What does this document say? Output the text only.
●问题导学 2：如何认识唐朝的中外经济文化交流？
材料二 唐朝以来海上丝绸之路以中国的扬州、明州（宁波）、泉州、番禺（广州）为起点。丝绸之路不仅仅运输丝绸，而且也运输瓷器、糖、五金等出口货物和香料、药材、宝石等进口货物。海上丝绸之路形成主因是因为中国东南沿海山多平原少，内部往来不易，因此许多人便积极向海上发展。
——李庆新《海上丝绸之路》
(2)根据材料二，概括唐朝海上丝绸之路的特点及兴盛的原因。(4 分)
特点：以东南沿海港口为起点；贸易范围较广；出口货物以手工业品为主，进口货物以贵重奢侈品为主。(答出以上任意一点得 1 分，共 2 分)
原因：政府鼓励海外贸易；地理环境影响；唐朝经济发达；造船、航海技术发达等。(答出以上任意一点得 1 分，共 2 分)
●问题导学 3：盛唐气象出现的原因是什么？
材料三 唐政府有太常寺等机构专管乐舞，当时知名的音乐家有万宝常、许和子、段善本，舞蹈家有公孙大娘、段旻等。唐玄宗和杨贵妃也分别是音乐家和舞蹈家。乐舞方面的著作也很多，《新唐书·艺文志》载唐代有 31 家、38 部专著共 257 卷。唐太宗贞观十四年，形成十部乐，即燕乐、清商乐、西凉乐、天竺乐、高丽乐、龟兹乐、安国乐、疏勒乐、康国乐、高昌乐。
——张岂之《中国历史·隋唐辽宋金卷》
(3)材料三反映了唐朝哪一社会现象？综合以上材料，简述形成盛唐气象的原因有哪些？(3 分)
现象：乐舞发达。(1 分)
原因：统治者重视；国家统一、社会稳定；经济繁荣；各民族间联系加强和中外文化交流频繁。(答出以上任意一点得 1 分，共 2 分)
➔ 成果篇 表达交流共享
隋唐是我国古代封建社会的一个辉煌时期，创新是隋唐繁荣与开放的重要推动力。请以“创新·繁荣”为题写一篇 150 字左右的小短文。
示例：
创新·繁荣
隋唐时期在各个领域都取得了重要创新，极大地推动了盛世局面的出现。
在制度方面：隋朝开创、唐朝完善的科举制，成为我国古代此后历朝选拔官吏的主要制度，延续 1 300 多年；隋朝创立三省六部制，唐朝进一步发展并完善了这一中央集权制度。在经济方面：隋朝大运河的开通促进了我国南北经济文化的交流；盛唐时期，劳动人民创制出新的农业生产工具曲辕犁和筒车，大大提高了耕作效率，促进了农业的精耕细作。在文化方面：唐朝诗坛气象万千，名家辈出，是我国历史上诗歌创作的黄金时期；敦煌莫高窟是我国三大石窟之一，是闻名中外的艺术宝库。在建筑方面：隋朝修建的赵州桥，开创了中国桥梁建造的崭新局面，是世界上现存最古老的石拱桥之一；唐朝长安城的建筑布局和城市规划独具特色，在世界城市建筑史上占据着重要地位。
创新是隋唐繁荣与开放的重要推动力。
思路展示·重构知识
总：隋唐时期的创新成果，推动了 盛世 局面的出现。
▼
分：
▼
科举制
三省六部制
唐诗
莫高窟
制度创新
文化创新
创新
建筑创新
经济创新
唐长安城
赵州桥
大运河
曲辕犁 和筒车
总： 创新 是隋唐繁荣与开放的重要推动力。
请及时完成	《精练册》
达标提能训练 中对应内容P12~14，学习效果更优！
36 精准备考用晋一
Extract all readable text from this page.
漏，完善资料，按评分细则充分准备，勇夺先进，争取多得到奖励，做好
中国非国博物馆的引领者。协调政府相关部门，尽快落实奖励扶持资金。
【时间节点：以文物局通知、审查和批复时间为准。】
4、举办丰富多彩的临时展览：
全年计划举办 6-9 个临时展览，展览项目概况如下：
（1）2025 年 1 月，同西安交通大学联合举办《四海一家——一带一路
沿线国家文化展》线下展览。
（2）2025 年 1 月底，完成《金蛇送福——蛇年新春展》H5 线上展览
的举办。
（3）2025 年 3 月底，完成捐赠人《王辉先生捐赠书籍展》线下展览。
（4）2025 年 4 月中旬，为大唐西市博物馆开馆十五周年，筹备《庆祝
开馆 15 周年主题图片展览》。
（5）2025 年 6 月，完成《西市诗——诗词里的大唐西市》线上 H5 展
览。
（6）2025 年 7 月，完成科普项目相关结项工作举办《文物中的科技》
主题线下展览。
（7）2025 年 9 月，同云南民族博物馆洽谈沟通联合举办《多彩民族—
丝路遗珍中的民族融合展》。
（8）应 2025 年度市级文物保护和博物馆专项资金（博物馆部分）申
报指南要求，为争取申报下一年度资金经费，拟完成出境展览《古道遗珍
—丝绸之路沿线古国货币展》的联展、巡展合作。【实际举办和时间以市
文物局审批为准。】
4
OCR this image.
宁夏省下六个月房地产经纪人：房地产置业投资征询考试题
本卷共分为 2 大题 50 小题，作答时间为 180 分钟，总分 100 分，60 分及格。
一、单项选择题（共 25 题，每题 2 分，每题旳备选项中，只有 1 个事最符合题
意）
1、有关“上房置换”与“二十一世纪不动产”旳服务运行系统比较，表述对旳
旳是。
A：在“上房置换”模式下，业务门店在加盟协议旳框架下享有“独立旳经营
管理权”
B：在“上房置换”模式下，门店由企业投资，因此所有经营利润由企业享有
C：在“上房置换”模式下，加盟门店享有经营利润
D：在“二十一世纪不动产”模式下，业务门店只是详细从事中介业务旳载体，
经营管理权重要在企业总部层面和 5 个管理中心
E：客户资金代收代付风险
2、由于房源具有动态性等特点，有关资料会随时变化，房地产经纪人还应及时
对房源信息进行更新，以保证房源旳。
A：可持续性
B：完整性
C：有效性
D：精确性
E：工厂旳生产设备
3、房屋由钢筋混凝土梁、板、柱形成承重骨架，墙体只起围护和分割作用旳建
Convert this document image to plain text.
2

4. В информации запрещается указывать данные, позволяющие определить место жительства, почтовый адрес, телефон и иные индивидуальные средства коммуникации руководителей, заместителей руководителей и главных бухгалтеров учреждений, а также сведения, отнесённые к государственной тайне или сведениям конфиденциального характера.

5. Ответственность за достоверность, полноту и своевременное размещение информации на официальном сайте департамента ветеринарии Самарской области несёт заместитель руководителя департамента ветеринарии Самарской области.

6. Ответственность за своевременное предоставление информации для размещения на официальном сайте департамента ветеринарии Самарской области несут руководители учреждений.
.....
**Goal of the exercise:** Your task is to transcribe the material exactly.

**In response:**
What does this document say? Output the text only.
●问题导学 2：如何认识唐朝的中外经济文化交流？
材料二 唐朝以来海上丝绸之路以中国的扬州、明州（宁波）、泉州、番禺（广州）为起点。丝绸之路不仅仅运输丝绸，而且也运输瓷器、糖、五金等出口货物和香料、药材、宝石等进口货物。海上丝绸之路形成主因是因为中国东南沿海山多平原少，内部往来不易，因此许多人便积极向海上发展。
——李庆新《海上丝绸之路》
(2)根据材料二，概括唐朝海上丝绸之路的特点及兴盛的原因。(4 分)
特点：以东南沿海港口为起点；贸易范围较广；出口货物以手工业品为主，进口货物以贵重奢侈品为主。(答出以上任意一点得 1 分，共 2 分)
原因：政府鼓励海外贸易；地理环境影响；唐朝经济发达；造船、航海技术发达等。(答出以上任意一点得 1 分，共 2 分)
●问题导学 3：盛唐气象出现的原因是什么？
材料三 唐政府有太常寺等机构专管乐舞，当时知名的音乐家有万宝常、许和子、段善本，舞蹈家有公孙大娘、段旻等。唐玄宗和杨贵妃也分别是音乐家和舞蹈家。乐舞方面的著作也很多，《新唐书·艺文志》载唐代有 31 家、38 部专著共 257 卷。唐太宗贞观十四年，形成十部乐，即燕乐、清商乐、西凉乐、天竺乐、高丽乐、龟兹乐、安国乐、疏勒乐、康国乐、高昌乐。
——张岂之《中国历史·隋唐辽宋金卷》
(3)材料三反映了唐朝哪一社会现象？综合以上材料，简述形成盛唐气象的原因有哪些？(3 分)
现象：乐舞发达。(1 分)
原因：统治者重视；国家统一、社会稳定；经济繁荣；各民族间联系加强和中外文化交流频繁。(答出以上任意一点得 1 分，共 2 分)
➔ 成果篇 表达交流共享
隋唐是我国古代封建社会的一个辉煌时期，创新是隋唐繁荣与开放的重要推动力。请以“创新·繁荣”为题写一篇 150 字左右的小短文。
示例：
创新·繁荣
隋唐时期在各个领域都取得了重要创新，极大地推动了盛世局面的出现。
在制度方面：隋朝开创、唐朝完善的科举制，成为我国古代此后历朝选拔官吏的主要制度，延续 1 300 多年；隋朝创立三省六部制，唐朝进一步发展并完善了这一中央集权制度。在经济方面：隋朝大运河的开通促进了我国南北经济文化的交流；盛唐时期，劳动人民创制出新的农业生产工具曲辕犁和筒车，大大提高了耕作效率，促进了农业的精耕细作。在文化方面：唐朝诗坛气象万千，名家辈出，是我国历史上诗歌创作的黄金时期；敦煌莫高窟是我国三大石窟之一，是闻名中外的艺术宝库。在建筑方面：隋朝修建的赵州桥，开创了中国桥梁建造的崭新局面，是世界上现存最古老的石拱桥之一；唐朝长安城的建筑布局和城市规划独具特色，在世界城市建筑史上占据着重要地位。
创新是隋唐繁荣与开放的重要推动力。
思路展示·重构知识
总：隋唐时期的创新成果，推动了 盛世 局面的出现。
▼
分：
▼
科举制
三省六部制
唐诗
莫高窟
制度创新
文化创新
创新
建筑创新
经济创新
唐长安城
赵州桥
大运河
曲辕犁 和筒车
总： 创新 是隋唐繁荣与开放的重要推动力。
请及时完成	《精练册》
达标提能训练 中对应内容P12~14，学习效果更优！
36 精准备考用晋一
Extract all readable text from this page.
漏，完善资料，按评分细则充分准备，勇夺先进，争取多得到奖励，做好
中国非国博物馆的引领者。协调政府相关部门，尽快落实奖励扶持资金。
【时间节点：以文物局通知、审查和批复时间为准。】
4、举办丰富多彩的临时展览：
全年计划举办 6-9 个临时展览，展览项目概况如下：
（1）2025 年 1 月，同西安交通大学联合举办《四海一家——一带一路
沿线国家文化展》线下展览。
（2）2025 年 1 月底，完成《金蛇送福——蛇年新春展》H5 线上展览
的举办。
（3）2025 年 3 月底，完成捐赠人《王辉先生捐赠书籍展》线下展览。
（4）2025 年 4 月中旬，为大唐西市博物馆开馆十五周年，筹备《庆祝
开馆 15 周年主题图片展览》。
（5）2025 年 6 月，完成《西市诗——诗词里的大唐西市》线上 H5 展
览。
（6）2025 年 7 月，完成科普项目相关结项工作举办《文物中的科技》
主题线下展览。
（7）2025 年 9 月，同云南民族博物馆洽谈沟通联合举办《多彩民族—
丝路遗珍中的民族融合展》。
（8）应 2025 年度市级文物保护和博物馆专项资金（博物馆部分）申
报指南要求，为争取申报下一年度资金经费，拟完成出境展览《古道遗珍
—丝绸之路沿线古国货币展》的联展、巡展合作。【实际举办和时间以市
文物局审批为准。】
4
OCR this image.
宁夏省下六个月房地产经纪人：房地产置业投资征询考试题
本卷共分为 2 大题 50 小题，作答时间为 180 分钟，总分 100 分，60 分及格。
一、单项选择题（共 25 题，每题 2 分，每题旳备选项中，只有 1 个事最符合题
意）
1、有关“上房置换”与“二十一世纪不动产”旳服务运行系统比较，表述对旳
旳是。
A：在“上房置换”模式下，业务门店在加盟协议旳框架下享有“独立旳经营
管理权”
B：在“上房置换”模式下，门店由企业投资，因此所有经营利润由企业享有
C：在“上房置换”模式下，加盟门店享有经营利润
D：在“二十一世纪不动产”模式下，业务门店只是详细从事中介业务旳载体，
经营管理权重要在企业总部层面和 5 个管理中心
E：客户资金代收代付风险
2、由于房源具有动态性等特点，有关资料会随时变化，房地产经纪人还应及时
对房源信息进行更新，以保证房源旳。
A：可持续性
B：完整性
C：有效性
D：精确性
E：工厂旳生产设备
3、房屋由钢筋混凝土梁、板、柱形成承重骨架，墙体只起围护和分割作用旳建
Convert this document image to plain text.
2

4. В информации запрещается указывать данные, позволяющие определить место жительства, почтовый адрес, телефон и иные индивидуальные средства коммуникации руководителей, заместителей руководителей и главных бухгалтеров учреждений, а также сведения, отнесённые к государственной тайне или сведениям конфиденциального характера.

5. Ответственность за достоверность, полноту и своевременное размещение информации на официальном сайте департамента ветеринарии Самарской области несёт заместитель руководителя департамента ветеринарии Самарской области.

6. Ответственность за своевременное предоставление информации для размещения на официальном сайте департамента ветеринарии Самарской области несут руководители учреждений.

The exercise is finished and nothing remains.